SHORT PROBLEM
Reproduce all lines of the listing below in which the word "товарами" occurs.

SUPPLIED RECORDS
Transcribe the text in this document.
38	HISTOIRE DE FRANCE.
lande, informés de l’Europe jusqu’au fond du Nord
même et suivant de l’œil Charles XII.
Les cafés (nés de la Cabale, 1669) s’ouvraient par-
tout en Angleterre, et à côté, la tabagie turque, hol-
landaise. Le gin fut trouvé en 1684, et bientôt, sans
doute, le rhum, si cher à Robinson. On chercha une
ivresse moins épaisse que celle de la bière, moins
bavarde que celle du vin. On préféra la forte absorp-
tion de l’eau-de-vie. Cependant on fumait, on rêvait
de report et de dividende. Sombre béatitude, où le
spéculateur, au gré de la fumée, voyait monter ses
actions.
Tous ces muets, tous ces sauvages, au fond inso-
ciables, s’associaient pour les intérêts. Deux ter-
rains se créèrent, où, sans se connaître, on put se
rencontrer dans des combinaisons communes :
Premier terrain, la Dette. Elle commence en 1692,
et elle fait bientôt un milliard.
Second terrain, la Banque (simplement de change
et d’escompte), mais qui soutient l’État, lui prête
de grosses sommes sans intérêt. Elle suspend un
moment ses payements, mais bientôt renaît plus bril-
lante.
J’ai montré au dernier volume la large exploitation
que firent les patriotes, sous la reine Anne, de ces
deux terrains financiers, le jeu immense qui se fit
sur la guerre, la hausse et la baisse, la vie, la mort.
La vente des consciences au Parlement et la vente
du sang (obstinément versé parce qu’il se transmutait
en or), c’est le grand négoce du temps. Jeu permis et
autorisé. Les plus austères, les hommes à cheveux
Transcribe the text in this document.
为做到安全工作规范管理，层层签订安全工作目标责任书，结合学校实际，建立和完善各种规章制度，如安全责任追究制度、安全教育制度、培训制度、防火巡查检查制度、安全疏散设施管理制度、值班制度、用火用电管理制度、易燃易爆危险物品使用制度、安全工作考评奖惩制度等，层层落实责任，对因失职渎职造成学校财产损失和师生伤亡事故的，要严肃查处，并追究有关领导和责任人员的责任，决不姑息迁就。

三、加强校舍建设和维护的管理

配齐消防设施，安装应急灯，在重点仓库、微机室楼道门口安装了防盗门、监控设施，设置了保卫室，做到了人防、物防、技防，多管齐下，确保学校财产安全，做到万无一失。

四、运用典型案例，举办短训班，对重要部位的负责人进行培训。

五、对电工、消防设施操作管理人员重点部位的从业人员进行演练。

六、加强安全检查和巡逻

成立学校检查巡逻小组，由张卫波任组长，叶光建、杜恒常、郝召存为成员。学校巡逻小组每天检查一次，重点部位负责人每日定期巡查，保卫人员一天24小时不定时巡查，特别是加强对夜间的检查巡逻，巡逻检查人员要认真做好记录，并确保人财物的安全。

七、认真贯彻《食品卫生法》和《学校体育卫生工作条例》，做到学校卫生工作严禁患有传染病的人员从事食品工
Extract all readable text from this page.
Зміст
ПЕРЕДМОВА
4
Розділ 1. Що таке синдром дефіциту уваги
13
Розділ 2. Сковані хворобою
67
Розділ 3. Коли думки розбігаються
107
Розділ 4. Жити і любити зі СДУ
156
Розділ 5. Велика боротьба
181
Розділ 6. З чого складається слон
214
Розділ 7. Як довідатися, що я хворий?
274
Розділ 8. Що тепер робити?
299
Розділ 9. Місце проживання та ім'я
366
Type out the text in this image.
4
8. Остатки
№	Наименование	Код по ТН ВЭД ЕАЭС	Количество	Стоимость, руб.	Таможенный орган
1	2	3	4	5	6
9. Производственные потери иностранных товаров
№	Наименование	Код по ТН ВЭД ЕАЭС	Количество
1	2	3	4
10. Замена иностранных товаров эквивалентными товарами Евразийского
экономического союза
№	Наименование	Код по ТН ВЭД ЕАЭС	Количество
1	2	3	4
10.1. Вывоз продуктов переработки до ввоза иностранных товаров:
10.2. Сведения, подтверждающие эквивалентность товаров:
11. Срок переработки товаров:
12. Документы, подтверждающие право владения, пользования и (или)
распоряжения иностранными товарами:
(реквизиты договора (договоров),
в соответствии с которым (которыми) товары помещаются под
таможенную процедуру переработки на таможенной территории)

SOLUTION BELOW
10. Замена иностранных товаров эквивалентными товарами Евразийского
распоряжения иностранными товарами:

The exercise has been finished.